◆ EXERCISE DESCRIPTION ◆
Search the material and gather each line with "kelam" in it.
::: INFORMATION PROVIDED
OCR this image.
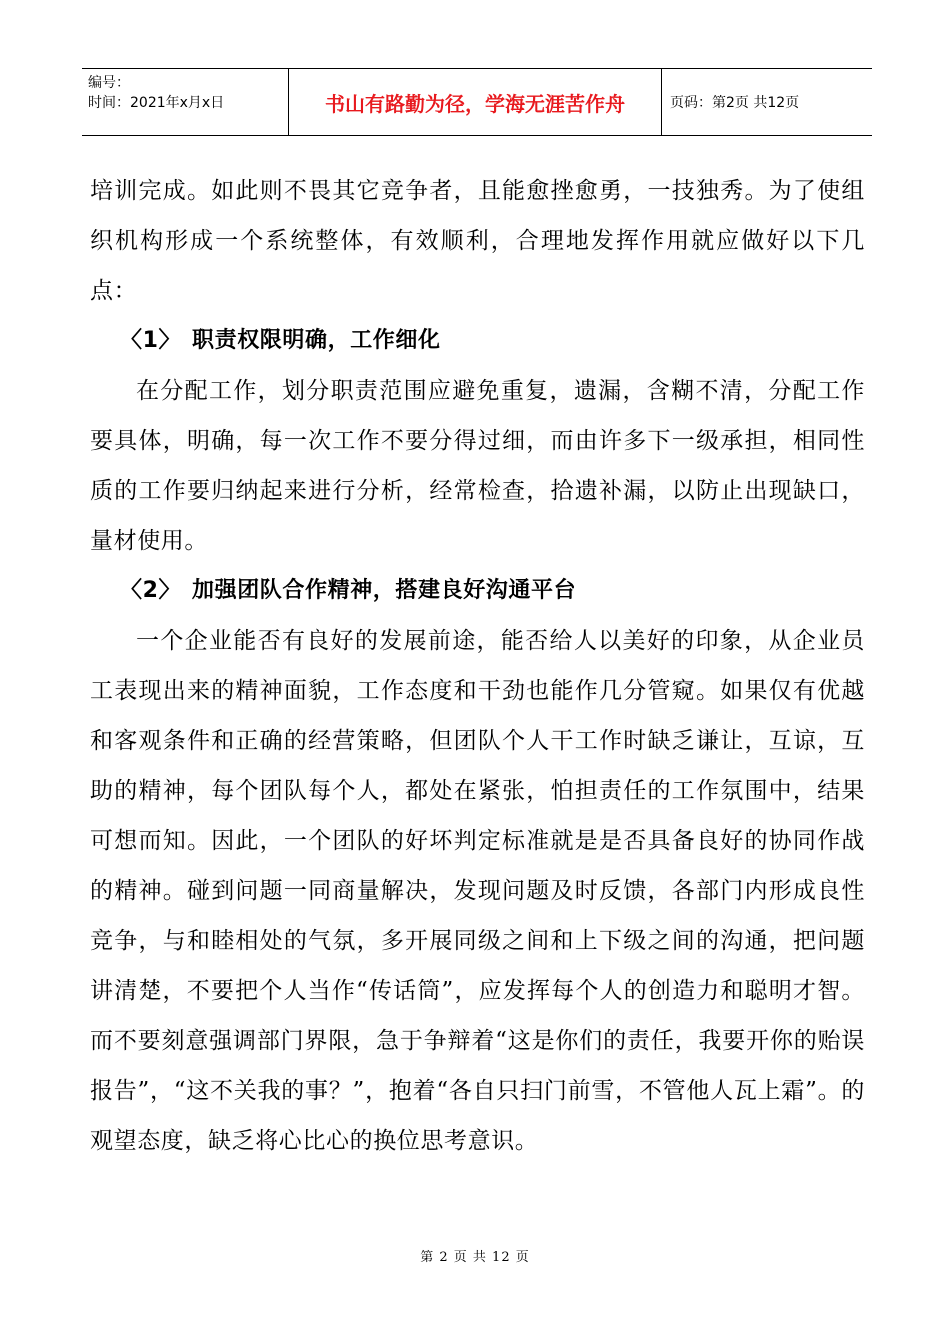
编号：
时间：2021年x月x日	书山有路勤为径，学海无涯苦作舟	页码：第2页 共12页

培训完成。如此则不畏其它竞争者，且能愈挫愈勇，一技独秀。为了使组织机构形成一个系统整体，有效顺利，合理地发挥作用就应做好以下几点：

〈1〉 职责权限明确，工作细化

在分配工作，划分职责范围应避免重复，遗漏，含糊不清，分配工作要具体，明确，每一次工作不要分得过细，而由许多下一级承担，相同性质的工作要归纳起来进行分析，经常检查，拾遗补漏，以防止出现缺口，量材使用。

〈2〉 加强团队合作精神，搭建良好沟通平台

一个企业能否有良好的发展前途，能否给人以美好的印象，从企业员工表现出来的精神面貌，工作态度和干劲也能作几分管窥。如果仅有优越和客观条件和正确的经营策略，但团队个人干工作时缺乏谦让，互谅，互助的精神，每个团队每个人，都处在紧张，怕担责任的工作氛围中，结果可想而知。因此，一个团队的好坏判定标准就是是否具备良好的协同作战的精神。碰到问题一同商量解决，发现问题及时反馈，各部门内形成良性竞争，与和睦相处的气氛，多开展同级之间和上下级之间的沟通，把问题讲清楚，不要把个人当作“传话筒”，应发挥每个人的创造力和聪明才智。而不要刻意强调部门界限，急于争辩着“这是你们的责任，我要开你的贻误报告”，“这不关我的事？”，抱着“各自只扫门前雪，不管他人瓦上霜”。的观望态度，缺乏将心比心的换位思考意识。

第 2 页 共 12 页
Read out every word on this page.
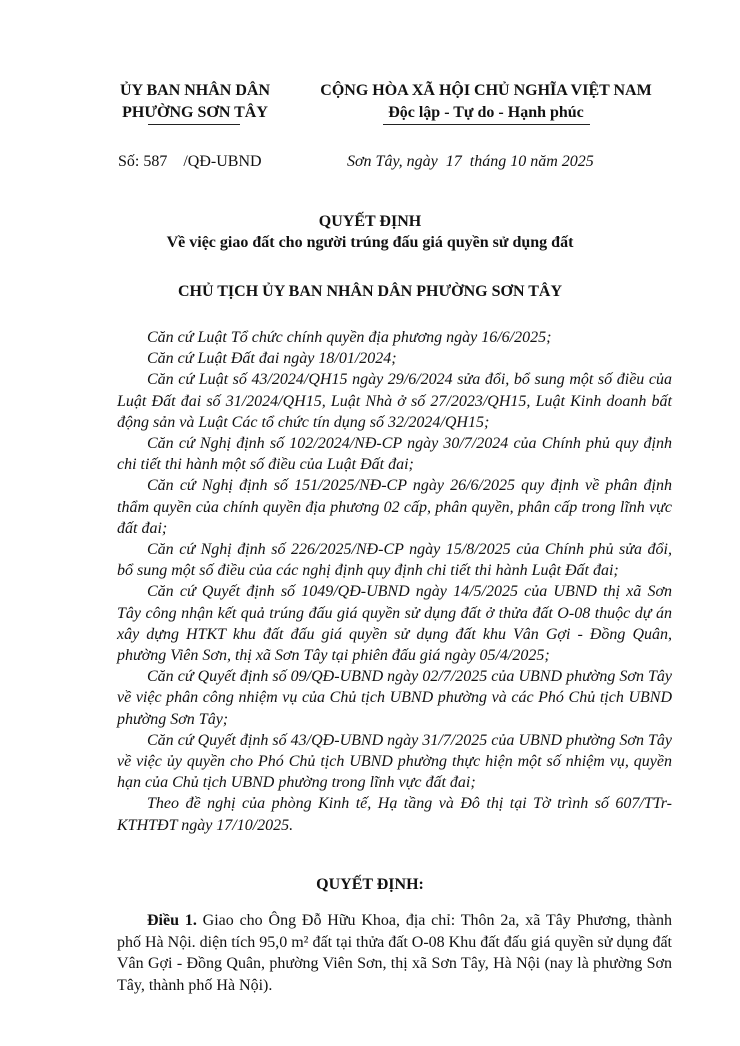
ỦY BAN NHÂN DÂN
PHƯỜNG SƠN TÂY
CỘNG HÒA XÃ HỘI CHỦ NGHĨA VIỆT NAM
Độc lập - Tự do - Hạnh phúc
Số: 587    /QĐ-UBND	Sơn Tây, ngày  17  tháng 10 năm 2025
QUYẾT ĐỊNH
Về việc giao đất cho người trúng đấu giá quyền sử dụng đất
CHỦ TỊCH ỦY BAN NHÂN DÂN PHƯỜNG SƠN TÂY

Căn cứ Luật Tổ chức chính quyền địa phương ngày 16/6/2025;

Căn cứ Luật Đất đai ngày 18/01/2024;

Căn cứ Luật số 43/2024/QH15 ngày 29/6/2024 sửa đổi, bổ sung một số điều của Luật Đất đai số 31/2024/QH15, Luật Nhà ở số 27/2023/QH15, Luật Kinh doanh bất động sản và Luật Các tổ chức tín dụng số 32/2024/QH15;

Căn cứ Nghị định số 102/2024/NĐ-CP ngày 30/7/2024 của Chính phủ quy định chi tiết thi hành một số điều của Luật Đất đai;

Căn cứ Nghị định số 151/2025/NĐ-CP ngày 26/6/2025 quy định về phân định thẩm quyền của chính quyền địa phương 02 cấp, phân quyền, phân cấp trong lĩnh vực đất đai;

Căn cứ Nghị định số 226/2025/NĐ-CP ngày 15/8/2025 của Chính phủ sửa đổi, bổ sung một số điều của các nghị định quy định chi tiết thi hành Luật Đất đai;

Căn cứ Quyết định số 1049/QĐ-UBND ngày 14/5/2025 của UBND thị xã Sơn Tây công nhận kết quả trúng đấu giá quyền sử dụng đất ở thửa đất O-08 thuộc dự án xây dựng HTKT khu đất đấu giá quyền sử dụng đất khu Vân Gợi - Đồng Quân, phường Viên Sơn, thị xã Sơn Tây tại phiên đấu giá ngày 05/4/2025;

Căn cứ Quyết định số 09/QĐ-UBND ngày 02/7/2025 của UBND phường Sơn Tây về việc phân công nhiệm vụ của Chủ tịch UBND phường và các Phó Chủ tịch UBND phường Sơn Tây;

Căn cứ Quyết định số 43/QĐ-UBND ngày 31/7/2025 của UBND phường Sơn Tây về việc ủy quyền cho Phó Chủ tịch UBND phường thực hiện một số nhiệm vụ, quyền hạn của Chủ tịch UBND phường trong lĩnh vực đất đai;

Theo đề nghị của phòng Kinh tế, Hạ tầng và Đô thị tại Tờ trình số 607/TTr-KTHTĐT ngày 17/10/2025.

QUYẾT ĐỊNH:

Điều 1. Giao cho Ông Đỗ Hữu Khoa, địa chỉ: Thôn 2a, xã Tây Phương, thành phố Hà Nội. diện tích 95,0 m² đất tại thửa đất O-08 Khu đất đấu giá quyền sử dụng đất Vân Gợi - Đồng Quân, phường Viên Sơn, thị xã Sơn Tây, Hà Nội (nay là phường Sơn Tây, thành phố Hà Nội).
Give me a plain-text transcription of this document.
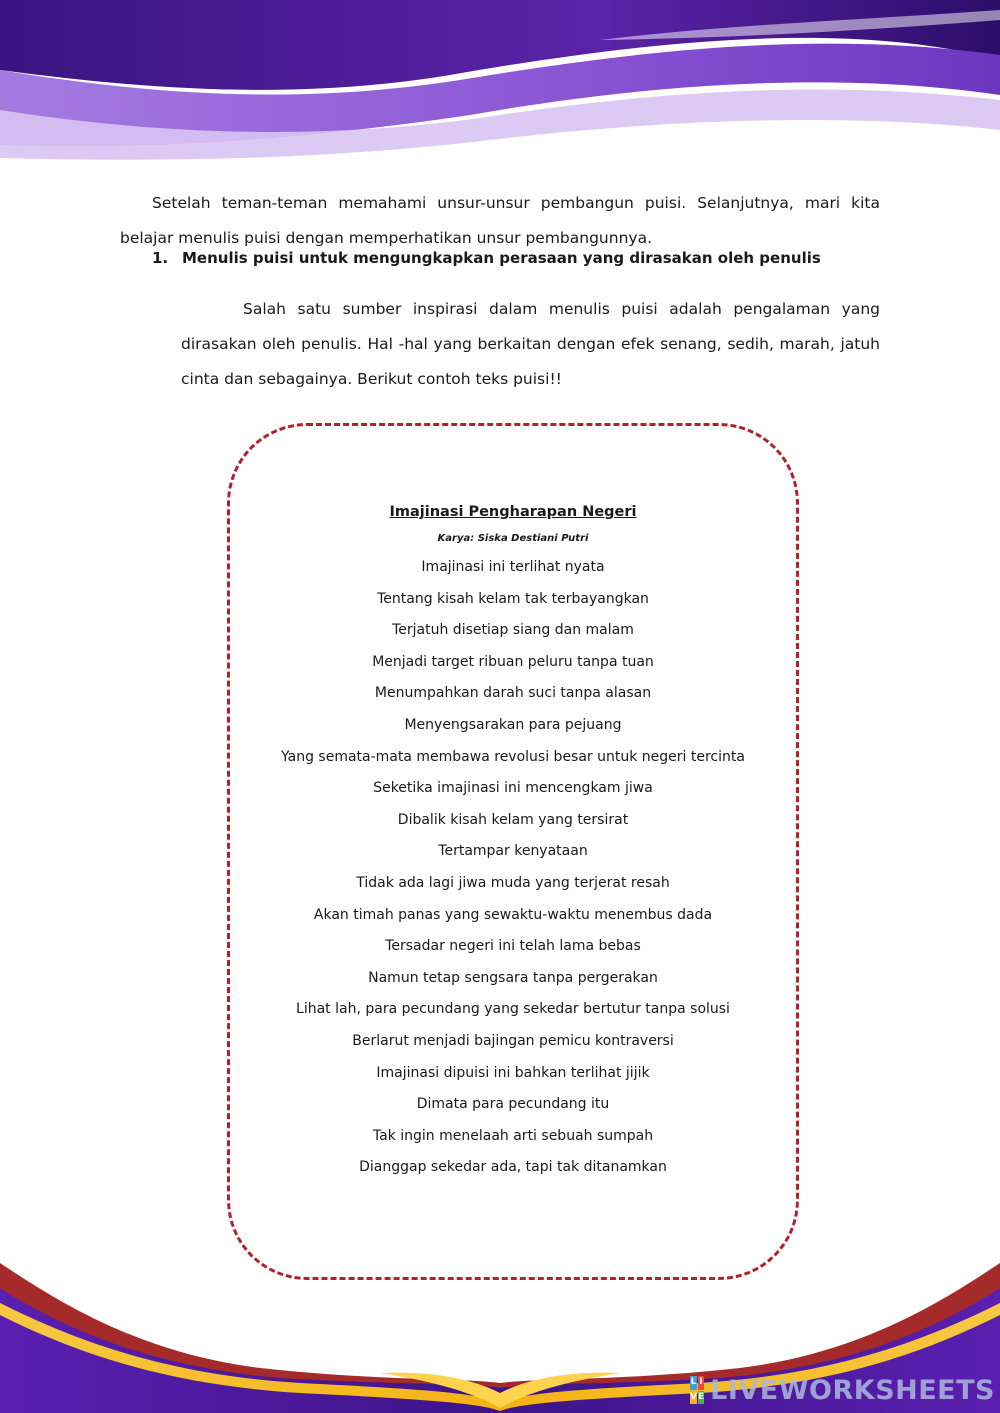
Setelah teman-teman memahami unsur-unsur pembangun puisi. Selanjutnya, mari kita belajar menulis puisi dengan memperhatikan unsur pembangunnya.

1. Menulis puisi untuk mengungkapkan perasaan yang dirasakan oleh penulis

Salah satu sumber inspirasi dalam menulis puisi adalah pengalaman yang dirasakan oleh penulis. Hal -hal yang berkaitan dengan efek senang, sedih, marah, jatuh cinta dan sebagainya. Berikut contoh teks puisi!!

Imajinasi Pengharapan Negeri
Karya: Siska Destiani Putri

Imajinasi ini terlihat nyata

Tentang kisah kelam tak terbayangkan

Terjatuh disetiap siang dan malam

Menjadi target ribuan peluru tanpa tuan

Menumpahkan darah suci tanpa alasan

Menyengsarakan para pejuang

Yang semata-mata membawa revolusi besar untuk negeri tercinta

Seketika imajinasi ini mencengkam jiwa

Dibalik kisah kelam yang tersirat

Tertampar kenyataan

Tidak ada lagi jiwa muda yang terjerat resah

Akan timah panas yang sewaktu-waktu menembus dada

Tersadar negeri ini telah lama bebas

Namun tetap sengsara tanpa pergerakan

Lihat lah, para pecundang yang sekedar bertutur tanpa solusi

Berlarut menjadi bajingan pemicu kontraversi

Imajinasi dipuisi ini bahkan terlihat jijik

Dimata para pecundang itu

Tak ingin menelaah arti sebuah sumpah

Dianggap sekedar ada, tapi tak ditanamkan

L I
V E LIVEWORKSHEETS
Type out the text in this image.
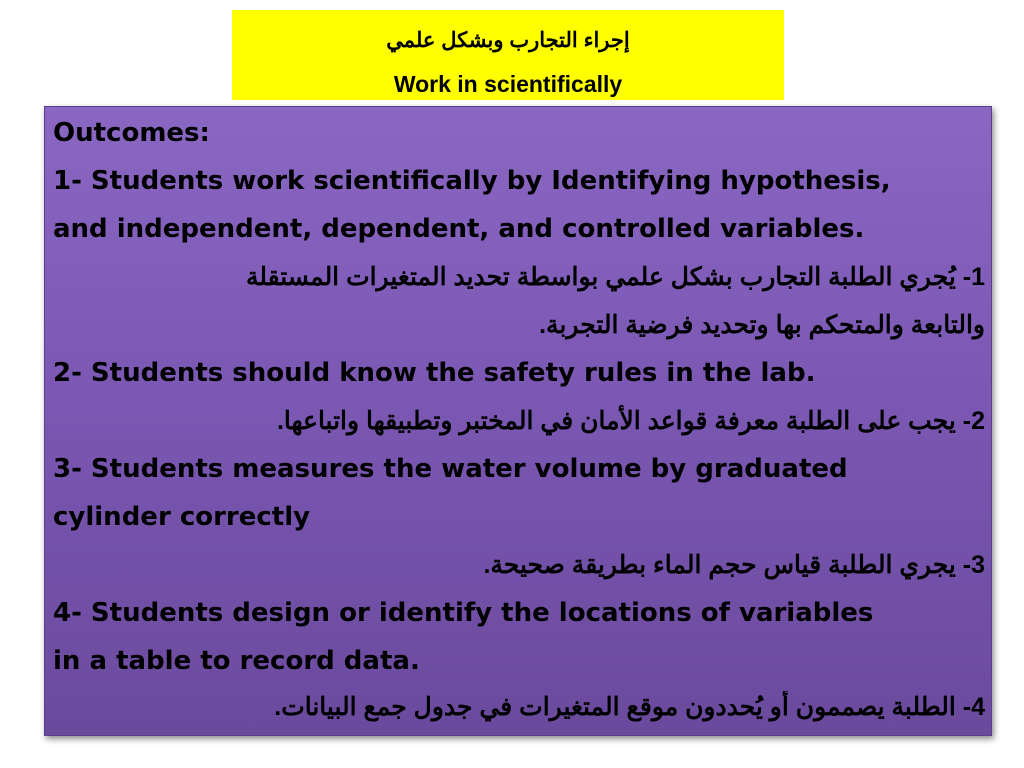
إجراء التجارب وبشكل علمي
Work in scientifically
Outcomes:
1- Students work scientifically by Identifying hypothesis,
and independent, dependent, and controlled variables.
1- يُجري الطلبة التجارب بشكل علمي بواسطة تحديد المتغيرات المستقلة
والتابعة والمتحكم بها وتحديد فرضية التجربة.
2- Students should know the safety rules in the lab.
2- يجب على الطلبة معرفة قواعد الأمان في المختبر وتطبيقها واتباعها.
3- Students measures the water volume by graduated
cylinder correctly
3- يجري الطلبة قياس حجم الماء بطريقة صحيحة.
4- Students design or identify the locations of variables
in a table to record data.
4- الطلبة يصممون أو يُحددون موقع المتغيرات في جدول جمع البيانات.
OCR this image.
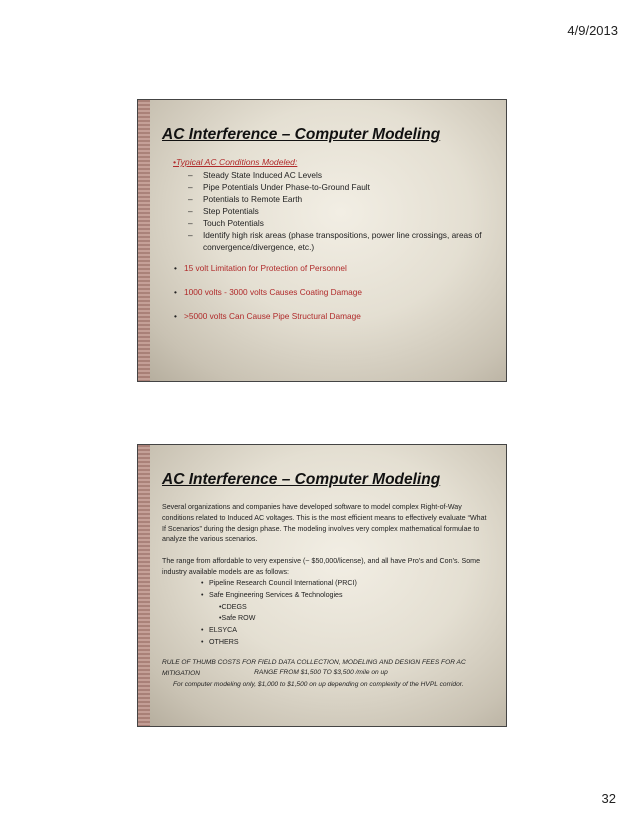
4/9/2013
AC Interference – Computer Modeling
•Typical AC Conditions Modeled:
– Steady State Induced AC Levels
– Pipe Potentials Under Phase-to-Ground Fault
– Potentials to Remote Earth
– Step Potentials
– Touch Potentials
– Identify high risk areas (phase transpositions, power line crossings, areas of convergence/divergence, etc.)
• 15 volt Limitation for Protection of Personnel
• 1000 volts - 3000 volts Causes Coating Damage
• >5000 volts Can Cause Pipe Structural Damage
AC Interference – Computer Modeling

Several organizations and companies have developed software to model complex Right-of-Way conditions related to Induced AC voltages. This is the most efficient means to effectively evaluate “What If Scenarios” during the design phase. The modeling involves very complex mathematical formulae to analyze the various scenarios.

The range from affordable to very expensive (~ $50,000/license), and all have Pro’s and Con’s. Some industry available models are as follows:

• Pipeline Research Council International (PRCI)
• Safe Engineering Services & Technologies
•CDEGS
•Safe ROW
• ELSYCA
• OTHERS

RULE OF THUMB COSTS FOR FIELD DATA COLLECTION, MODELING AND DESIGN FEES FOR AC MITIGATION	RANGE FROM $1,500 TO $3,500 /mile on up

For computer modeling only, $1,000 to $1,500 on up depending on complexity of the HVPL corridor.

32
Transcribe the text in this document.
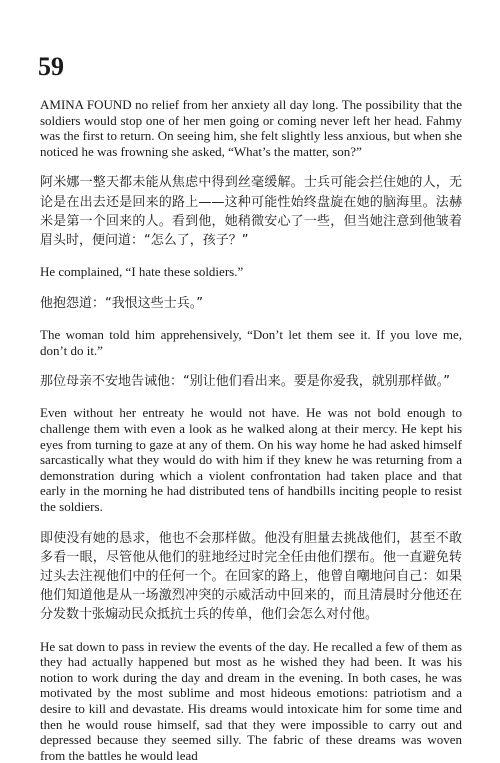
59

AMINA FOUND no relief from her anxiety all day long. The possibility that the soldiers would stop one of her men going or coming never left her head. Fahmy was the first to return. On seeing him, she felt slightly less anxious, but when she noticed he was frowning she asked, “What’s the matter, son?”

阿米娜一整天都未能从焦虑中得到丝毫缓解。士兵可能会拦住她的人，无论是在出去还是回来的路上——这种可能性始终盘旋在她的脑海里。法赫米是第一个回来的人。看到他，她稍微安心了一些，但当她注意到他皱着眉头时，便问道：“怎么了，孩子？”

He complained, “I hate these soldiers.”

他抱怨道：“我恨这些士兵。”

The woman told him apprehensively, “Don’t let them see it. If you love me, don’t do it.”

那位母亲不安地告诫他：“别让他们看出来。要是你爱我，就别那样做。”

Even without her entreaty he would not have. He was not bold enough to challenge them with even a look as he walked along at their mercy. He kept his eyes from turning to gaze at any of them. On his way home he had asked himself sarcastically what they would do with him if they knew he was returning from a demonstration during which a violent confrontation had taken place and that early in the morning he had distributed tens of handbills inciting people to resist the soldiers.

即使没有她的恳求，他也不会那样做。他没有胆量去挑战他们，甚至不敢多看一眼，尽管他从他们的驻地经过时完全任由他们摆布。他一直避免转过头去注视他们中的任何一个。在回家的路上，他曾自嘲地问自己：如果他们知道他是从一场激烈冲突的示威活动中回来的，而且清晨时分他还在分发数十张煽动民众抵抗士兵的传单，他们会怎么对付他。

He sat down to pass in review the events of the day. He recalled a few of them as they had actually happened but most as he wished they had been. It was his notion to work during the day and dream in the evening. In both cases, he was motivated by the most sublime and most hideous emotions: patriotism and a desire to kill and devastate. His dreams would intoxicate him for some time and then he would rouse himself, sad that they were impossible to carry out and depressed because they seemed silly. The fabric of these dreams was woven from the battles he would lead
::::::
◆ THE COMPLETED TASK ◆
Tentang kisah kelam tak terbayangkan
Dibalik kisah kelam yang tersirat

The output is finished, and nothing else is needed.